* **WHAT YOU WILL DO**
Return the listing below in full, with every line exactly as it is.

(Records from a collection)
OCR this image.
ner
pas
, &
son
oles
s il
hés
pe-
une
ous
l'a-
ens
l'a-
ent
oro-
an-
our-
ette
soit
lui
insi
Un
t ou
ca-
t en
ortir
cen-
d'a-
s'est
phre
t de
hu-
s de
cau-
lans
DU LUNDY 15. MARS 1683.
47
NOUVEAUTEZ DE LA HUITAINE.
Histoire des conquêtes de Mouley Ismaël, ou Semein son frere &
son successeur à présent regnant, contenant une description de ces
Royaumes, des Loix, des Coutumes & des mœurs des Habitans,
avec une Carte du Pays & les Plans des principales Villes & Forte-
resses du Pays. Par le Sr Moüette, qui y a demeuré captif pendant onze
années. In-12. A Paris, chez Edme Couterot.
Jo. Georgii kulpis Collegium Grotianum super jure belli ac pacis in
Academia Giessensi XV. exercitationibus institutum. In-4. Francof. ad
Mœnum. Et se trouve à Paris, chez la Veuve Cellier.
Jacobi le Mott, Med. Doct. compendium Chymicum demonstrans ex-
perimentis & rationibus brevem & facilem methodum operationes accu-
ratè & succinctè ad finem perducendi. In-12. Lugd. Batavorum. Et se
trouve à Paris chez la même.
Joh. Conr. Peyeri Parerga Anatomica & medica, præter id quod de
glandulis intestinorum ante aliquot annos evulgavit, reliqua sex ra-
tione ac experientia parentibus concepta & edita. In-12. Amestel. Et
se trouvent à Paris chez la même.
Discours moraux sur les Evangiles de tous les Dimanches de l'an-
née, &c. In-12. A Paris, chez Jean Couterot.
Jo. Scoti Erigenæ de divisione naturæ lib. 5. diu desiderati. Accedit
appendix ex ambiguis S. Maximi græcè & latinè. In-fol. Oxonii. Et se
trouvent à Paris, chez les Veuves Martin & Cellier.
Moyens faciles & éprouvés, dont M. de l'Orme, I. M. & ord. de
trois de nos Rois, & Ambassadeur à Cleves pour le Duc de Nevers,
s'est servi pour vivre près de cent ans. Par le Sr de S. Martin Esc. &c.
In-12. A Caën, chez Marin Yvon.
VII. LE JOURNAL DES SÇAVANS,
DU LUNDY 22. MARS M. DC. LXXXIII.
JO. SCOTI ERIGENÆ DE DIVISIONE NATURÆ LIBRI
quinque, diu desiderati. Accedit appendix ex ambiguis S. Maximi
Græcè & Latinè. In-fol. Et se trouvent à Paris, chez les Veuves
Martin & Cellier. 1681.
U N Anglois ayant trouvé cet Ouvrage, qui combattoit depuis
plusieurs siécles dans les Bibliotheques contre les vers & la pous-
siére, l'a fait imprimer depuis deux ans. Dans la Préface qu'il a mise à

* **EXERCISE RESULT**
OCR this image.
ner
pas
, &
son
oles
s il
hés
pe-
une
ous
l'a-
ens
l'a-
ent
oro-
an-
our-
ette
soit
lui
insi
Un
t ou
ca-
t en
ortir
cen-
d'a-
s'est
phre
t de
hu-
s de
cau-
lans
DU LUNDY 15. MARS 1683.
47
NOUVEAUTEZ DE LA HUITAINE.
Histoire des conquêtes de Mouley Ismaël, ou Semein son frere &
son successeur à présent regnant, contenant une description de ces
Royaumes, des Loix, des Coutumes & des mœurs des Habitans,
avec une Carte du Pays & les Plans des principales Villes & Forte-
resses du Pays. Par le Sr Moüette, qui y a demeuré captif pendant onze
années. In-12. A Paris, chez Edme Couterot.
Jo. Georgii kulpis Collegium Grotianum super jure belli ac pacis in
Academia Giessensi XV. exercitationibus institutum. In-4. Francof. ad
Mœnum. Et se trouve à Paris, chez la Veuve Cellier.
Jacobi le Mott, Med. Doct. compendium Chymicum demonstrans ex-
perimentis & rationibus brevem & facilem methodum operationes accu-
ratè & succinctè ad finem perducendi. In-12. Lugd. Batavorum. Et se
trouve à Paris chez la même.
Joh. Conr. Peyeri Parerga Anatomica & medica, præter id quod de
glandulis intestinorum ante aliquot annos evulgavit, reliqua sex ra-
tione ac experientia parentibus concepta & edita. In-12. Amestel. Et
se trouvent à Paris chez la même.
Discours moraux sur les Evangiles de tous les Dimanches de l'an-
née, &c. In-12. A Paris, chez Jean Couterot.
Jo. Scoti Erigenæ de divisione naturæ lib. 5. diu desiderati. Accedit
appendix ex ambiguis S. Maximi græcè & latinè. In-fol. Oxonii. Et se
trouvent à Paris, chez les Veuves Martin & Cellier.
Moyens faciles & éprouvés, dont M. de l'Orme, I. M. & ord. de
trois de nos Rois, & Ambassadeur à Cleves pour le Duc de Nevers,
s'est servi pour vivre près de cent ans. Par le Sr de S. Martin Esc. &c.
In-12. A Caën, chez Marin Yvon.
VII. LE JOURNAL DES SÇAVANS,
DU LUNDY 22. MARS M. DC. LXXXIII.
JO. SCOTI ERIGENÆ DE DIVISIONE NATURÆ LIBRI
quinque, diu desiderati. Accedit appendix ex ambiguis S. Maximi
Græcè & Latinè. In-fol. Et se trouvent à Paris, chez les Veuves
Martin & Cellier. 1681.
U N Anglois ayant trouvé cet Ouvrage, qui combattoit depuis
plusieurs siécles dans les Bibliotheques contre les vers & la pous-
siére, l'a fait imprimer depuis deux ans. Dans la Préface qu'il a mise à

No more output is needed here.